Goal of the exercise
Wherever the string "pour" occurs in a line of these records, report that line.

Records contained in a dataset

════════════════════

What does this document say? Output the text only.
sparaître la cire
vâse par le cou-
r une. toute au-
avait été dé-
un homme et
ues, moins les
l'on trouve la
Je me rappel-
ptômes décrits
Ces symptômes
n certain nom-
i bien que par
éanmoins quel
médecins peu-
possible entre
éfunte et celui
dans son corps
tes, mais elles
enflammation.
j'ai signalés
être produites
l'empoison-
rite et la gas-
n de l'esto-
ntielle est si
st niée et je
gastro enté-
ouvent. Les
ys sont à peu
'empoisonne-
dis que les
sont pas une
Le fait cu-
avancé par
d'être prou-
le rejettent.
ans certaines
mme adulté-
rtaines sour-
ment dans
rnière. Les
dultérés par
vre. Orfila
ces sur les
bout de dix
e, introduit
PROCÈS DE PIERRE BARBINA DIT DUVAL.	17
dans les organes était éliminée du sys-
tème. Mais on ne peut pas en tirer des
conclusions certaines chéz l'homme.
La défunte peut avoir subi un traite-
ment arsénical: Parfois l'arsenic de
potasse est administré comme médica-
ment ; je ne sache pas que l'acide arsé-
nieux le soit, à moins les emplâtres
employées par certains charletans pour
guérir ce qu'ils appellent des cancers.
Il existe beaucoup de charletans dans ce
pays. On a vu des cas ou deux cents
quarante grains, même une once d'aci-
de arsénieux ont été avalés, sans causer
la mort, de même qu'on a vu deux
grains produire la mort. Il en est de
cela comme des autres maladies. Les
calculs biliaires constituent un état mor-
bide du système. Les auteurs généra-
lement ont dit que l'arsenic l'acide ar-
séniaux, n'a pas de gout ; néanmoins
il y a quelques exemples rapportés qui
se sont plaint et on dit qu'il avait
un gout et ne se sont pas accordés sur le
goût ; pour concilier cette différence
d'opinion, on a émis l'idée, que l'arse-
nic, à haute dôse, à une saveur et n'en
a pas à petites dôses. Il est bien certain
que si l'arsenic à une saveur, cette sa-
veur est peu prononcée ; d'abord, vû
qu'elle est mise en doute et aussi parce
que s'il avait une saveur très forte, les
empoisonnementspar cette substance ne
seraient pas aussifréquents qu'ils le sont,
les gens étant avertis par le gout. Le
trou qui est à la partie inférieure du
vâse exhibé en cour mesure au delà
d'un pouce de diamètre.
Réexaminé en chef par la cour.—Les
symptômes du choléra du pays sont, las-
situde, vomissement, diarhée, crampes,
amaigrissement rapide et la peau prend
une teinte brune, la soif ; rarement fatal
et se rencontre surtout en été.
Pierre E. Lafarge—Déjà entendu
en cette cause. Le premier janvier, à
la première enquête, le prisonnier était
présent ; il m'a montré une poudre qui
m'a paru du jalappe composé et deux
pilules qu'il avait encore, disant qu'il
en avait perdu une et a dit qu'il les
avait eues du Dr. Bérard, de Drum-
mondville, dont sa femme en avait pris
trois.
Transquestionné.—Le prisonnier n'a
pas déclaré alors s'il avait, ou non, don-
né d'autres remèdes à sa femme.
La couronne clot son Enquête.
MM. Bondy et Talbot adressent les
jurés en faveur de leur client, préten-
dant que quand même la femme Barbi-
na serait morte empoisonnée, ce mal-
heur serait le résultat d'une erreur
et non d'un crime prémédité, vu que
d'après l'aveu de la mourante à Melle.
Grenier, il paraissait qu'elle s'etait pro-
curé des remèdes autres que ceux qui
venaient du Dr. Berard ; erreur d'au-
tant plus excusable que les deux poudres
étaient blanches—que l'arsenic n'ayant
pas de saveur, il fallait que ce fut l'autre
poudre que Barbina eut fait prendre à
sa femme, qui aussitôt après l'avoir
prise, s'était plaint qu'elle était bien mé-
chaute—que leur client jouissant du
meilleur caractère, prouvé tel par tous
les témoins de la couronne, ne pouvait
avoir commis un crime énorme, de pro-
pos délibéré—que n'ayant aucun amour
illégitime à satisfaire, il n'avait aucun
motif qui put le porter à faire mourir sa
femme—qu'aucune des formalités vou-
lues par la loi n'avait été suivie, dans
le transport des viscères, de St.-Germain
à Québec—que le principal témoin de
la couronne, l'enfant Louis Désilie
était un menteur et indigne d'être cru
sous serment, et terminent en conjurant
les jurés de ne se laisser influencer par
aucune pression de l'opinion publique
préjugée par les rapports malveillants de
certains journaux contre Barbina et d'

════════════════════

Result
employées par certains charletans pour
goût ; pour concilier cette différence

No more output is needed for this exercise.